## Given information

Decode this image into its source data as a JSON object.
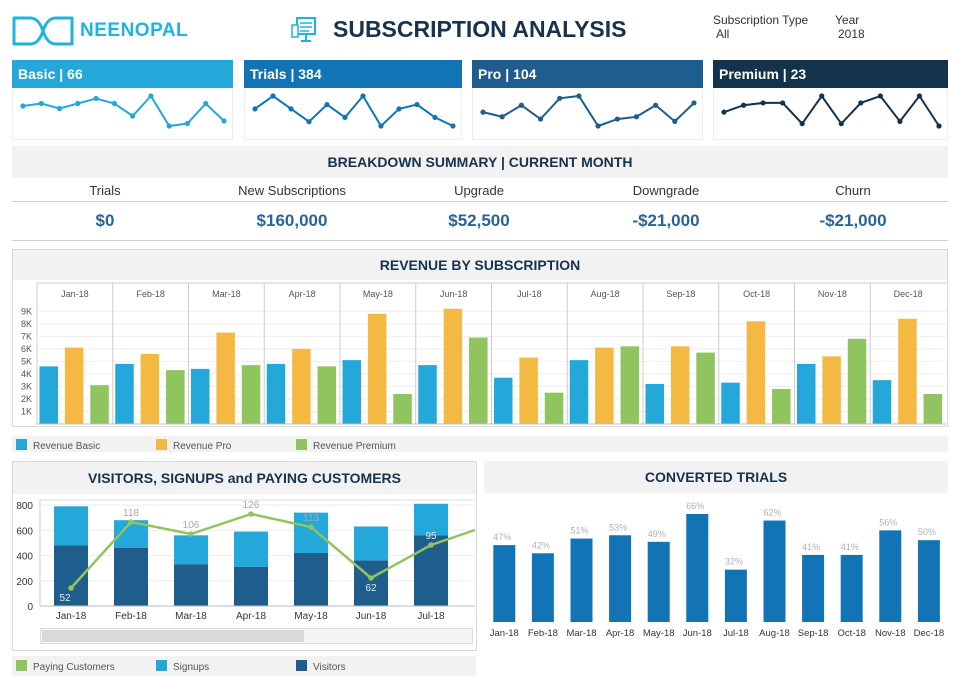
{
  "header": {
    "logo_text": "NEENOPAL",
    "title": "SUBSCRIPTION ANALYSIS",
    "filters": [
      {
        "label": "Subscription Type",
        "value": "All"
      },
      {
        "label": "Year",
        "value": "2018"
      }
    ]
  },
  "kpis": [
    {
      "label": "Basic | 66",
      "color": "#23a8d9",
      "line_color": "#23a8d9",
      "values": [
        97,
        98,
        96,
        98,
        100,
        98,
        93,
        101,
        89,
        90,
        98,
        91
      ]
    },
    {
      "label": "Trials |  384",
      "color": "#1274b5",
      "line_color": "#1274b5",
      "values": [
        98,
        101,
        98,
        95,
        99,
        96,
        101,
        94,
        98,
        99,
        96,
        94
      ]
    },
    {
      "label": "Pro | 104",
      "color": "#1f5d8c",
      "line_color": "#1f5d8c",
      "values": [
        94,
        92,
        97,
        91,
        100,
        101,
        88,
        91,
        92,
        97,
        90,
        98
      ]
    },
    {
      "label": "Premium | 23",
      "color": "#13334d",
      "line_color": "#13334d",
      "values": [
        94,
        97,
        98,
        98,
        89,
        101,
        89,
        98,
        101,
        90,
        101,
        88
      ]
    }
  ],
  "breakdown": {
    "title": "BREAKDOWN SUMMARY | CURRENT MONTH",
    "metrics": [
      {
        "label": "Trials",
        "value": "$0"
      },
      {
        "label": "New Subscriptions",
        "value": "$160,000"
      },
      {
        "label": "Upgrade",
        "value": "$52,500"
      },
      {
        "label": "Downgrade",
        "value": "-$21,000"
      },
      {
        "label": "Churn",
        "value": "-$21,000"
      }
    ]
  },
  "revenue": {
    "title": "REVENUE BY SUBSCRIPTION",
    "legend": [
      "Revenue Basic",
      "Revenue Pro",
      "Revenue Premium"
    ]
  },
  "visitors": {
    "title": "VISITORS, SIGNUPS and PAYING CUSTOMERS",
    "legend": [
      "Paying Customers",
      "Signups",
      "Visitors"
    ]
  },
  "converted": {
    "title": "CONVERTED TRIALS"
  },
  "chart_data": [
    {
      "type": "bar",
      "title": "REVENUE BY SUBSCRIPTION",
      "categories": [
        "Jan-18",
        "Feb-18",
        "Mar-18",
        "Apr-18",
        "May-18",
        "Jun-18",
        "Jul-18",
        "Aug-18",
        "Sep-18",
        "Oct-18",
        "Nov-18",
        "Dec-18"
      ],
      "y_ticks": [
        "1K",
        "2K",
        "3K",
        "4K",
        "5K",
        "6K",
        "7K",
        "8K",
        "9K"
      ],
      "ylim": [
        0,
        9500
      ],
      "series": [
        {
          "name": "Revenue Basic",
          "color": "#23a8d9",
          "values": [
            4600,
            4800,
            4400,
            4800,
            5100,
            4700,
            3700,
            5100,
            3200,
            3300,
            4800,
            3500
          ]
        },
        {
          "name": "Revenue Pro",
          "color": "#f4b942",
          "values": [
            6100,
            5600,
            7300,
            6000,
            8800,
            9200,
            5300,
            6100,
            6200,
            8200,
            5400,
            8400
          ]
        },
        {
          "name": "Revenue Premium",
          "color": "#8fc45f",
          "values": [
            3100,
            4300,
            4700,
            4600,
            2400,
            6900,
            2500,
            6200,
            5700,
            2800,
            6800,
            2400
          ]
        }
      ],
      "legend_position": "bottom"
    },
    {
      "type": "bar",
      "title": "VISITORS, SIGNUPS and PAYING CUSTOMERS",
      "categories": [
        "Jan-18",
        "Feb-18",
        "Mar-18",
        "Apr-18",
        "May-18",
        "Jun-18",
        "Jul-18"
      ],
      "y_ticks": [
        0,
        200,
        400,
        600,
        800
      ],
      "ylim": [
        0,
        840
      ],
      "stacked": true,
      "series": [
        {
          "name": "Visitors",
          "color": "#1f5d8c",
          "values": [
            480,
            460,
            330,
            310,
            420,
            360,
            560
          ]
        },
        {
          "name": "Signups",
          "color": "#23a8d9",
          "values": [
            310,
            220,
            230,
            280,
            320,
            270,
            250
          ]
        },
        {
          "name": "Paying Customers",
          "color": "#8fc45f",
          "type": "line",
          "values": [
            52,
            118,
            106,
            126,
            113,
            62,
            95
          ],
          "labels": [
            "52",
            "118",
            "106",
            "126",
            "113",
            "62",
            "95"
          ]
        }
      ],
      "legend_position": "bottom"
    },
    {
      "type": "bar",
      "title": "CONVERTED TRIALS",
      "categories": [
        "Jan-18",
        "Feb-18",
        "Mar-18",
        "Apr-18",
        "May-18",
        "Jun-18",
        "Jul-18",
        "Aug-18",
        "Sep-18",
        "Oct-18",
        "Nov-18",
        "Dec-18"
      ],
      "values": [
        47,
        42,
        51,
        53,
        49,
        66,
        32,
        62,
        41,
        41,
        56,
        50
      ],
      "labels": [
        "47%",
        "42%",
        "51%",
        "53%",
        "49%",
        "66%",
        "32%",
        "62%",
        "41%",
        "41%",
        "56%",
        "50%"
      ],
      "color": "#1274b5"
    }
  ]
}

## To be done
Reproduce all of the data exactly, omitting each picture it holds.

## Result
Decode this image into its source data as a JSON object.
{
  "header": {
    "logo_text": "NEENOPAL",
    "title": "SUBSCRIPTION ANALYSIS",
    "filters": [
      {
        "label": "Subscription Type",
        "value": "All"
      },
      {
        "label": "Year",
        "value": "2018"
      }
    ]
  },
  "kpis": [
    {
      "label": "Basic | 66",
      "color": "#23a8d9",
      "line_color": "#23a8d9",
      "values": [
        97,
        98,
        96,
        98,
        100,
        98,
        93,
        101,
        89,
        90,
        98,
        91
      ]
    },
    {
      "label": "Trials |  384",
      "color": "#1274b5",
      "line_color": "#1274b5",
      "values": [
        98,
        101,
        98,
        95,
        99,
        96,
        101,
        94,
        98,
        99,
        96,
        94
      ]
    },
    {
      "label": "Pro | 104",
      "color": "#1f5d8c",
      "line_color": "#1f5d8c",
      "values": [
        94,
        92,
        97,
        91,
        100,
        101,
        88,
        91,
        92,
        97,
        90,
        98
      ]
    },
    {
      "label": "Premium | 23",
      "color": "#13334d",
      "line_color": "#13334d",
      "values": [
        94,
        97,
        98,
        98,
        89,
        101,
        89,
        98,
        101,
        90,
        101,
        88
      ]
    }
  ],
  "breakdown": {
    "title": "BREAKDOWN SUMMARY | CURRENT MONTH",
    "metrics": [
      {
        "label": "Trials",
        "value": "$0"
      },
      {
        "label": "New Subscriptions",
        "value": "$160,000"
      },
      {
        "label": "Upgrade",
        "value": "$52,500"
      },
      {
        "label": "Downgrade",
        "value": "-$21,000"
      },
      {
        "label": "Churn",
        "value": "-$21,000"
      }
    ]
  },
  "revenue": {
    "title": "REVENUE BY SUBSCRIPTION",
    "legend": [
      "Revenue Basic",
      "Revenue Pro",
      "Revenue Premium"
    ]
  },
  "visitors": {
    "title": "VISITORS, SIGNUPS and PAYING CUSTOMERS",
    "legend": [
      "Paying Customers",
      "Signups",
      "Visitors"
    ]
  },
  "converted": {
    "title": "CONVERTED TRIALS"
  },
  "chart_data": [
    {
      "type": "bar",
      "title": "REVENUE BY SUBSCRIPTION",
      "categories": [
        "Jan-18",
        "Feb-18",
        "Mar-18",
        "Apr-18",
        "May-18",
        "Jun-18",
        "Jul-18",
        "Aug-18",
        "Sep-18",
        "Oct-18",
        "Nov-18",
        "Dec-18"
      ],
      "y_ticks": [
        "1K",
        "2K",
        "3K",
        "4K",
        "5K",
        "6K",
        "7K",
        "8K",
        "9K"
      ],
      "ylim": [
        0,
        9500
      ],
      "series": [
        {
          "name": "Revenue Basic",
          "color": "#23a8d9",
          "values": [
            4600,
            4800,
            4400,
            4800,
            5100,
            4700,
            3700,
            5100,
            3200,
            3300,
            4800,
            3500
          ]
        },
        {
          "name": "Revenue Pro",
          "color": "#f4b942",
          "values": [
            6100,
            5600,
            7300,
            6000,
            8800,
            9200,
            5300,
            6100,
            6200,
            8200,
            5400,
            8400
          ]
        },
        {
          "name": "Revenue Premium",
          "color": "#8fc45f",
          "values": [
            3100,
            4300,
            4700,
            4600,
            2400,
            6900,
            2500,
            6200,
            5700,
            2800,
            6800,
            2400
          ]
        }
      ],
      "legend_position": "bottom"
    },
    {
      "type": "bar",
      "title": "VISITORS, SIGNUPS and PAYING CUSTOMERS",
      "categories": [
        "Jan-18",
        "Feb-18",
        "Mar-18",
        "Apr-18",
        "May-18",
        "Jun-18",
        "Jul-18"
      ],
      "y_ticks": [
        0,
        200,
        400,
        600,
        800
      ],
      "ylim": [
        0,
        840
      ],
      "stacked": true,
      "series": [
        {
          "name": "Visitors",
          "color": "#1f5d8c",
          "values": [
            480,
            460,
            330,
            310,
            420,
            360,
            560
          ]
        },
        {
          "name": "Signups",
          "color": "#23a8d9",
          "values": [
            310,
            220,
            230,
            280,
            320,
            270,
            250
          ]
        },
        {
          "name": "Paying Customers",
          "color": "#8fc45f",
          "type": "line",
          "values": [
            52,
            118,
            106,
            126,
            113,
            62,
            95
          ],
          "labels": [
            "52",
            "118",
            "106",
            "126",
            "113",
            "62",
            "95"
          ]
        }
      ],
      "legend_position": "bottom"
    },
    {
      "type": "bar",
      "title": "CONVERTED TRIALS",
      "categories": [
        "Jan-18",
        "Feb-18",
        "Mar-18",
        "Apr-18",
        "May-18",
        "Jun-18",
        "Jul-18",
        "Aug-18",
        "Sep-18",
        "Oct-18",
        "Nov-18",
        "Dec-18"
      ],
      "values": [
        47,
        42,
        51,
        53,
        49,
        66,
        32,
        62,
        41,
        41,
        56,
        50
      ],
      "labels": [
        "47%",
        "42%",
        "51%",
        "53%",
        "49%",
        "66%",
        "32%",
        "62%",
        "41%",
        "41%",
        "56%",
        "50%"
      ],
      "color": "#1274b5"
    }
  ]
}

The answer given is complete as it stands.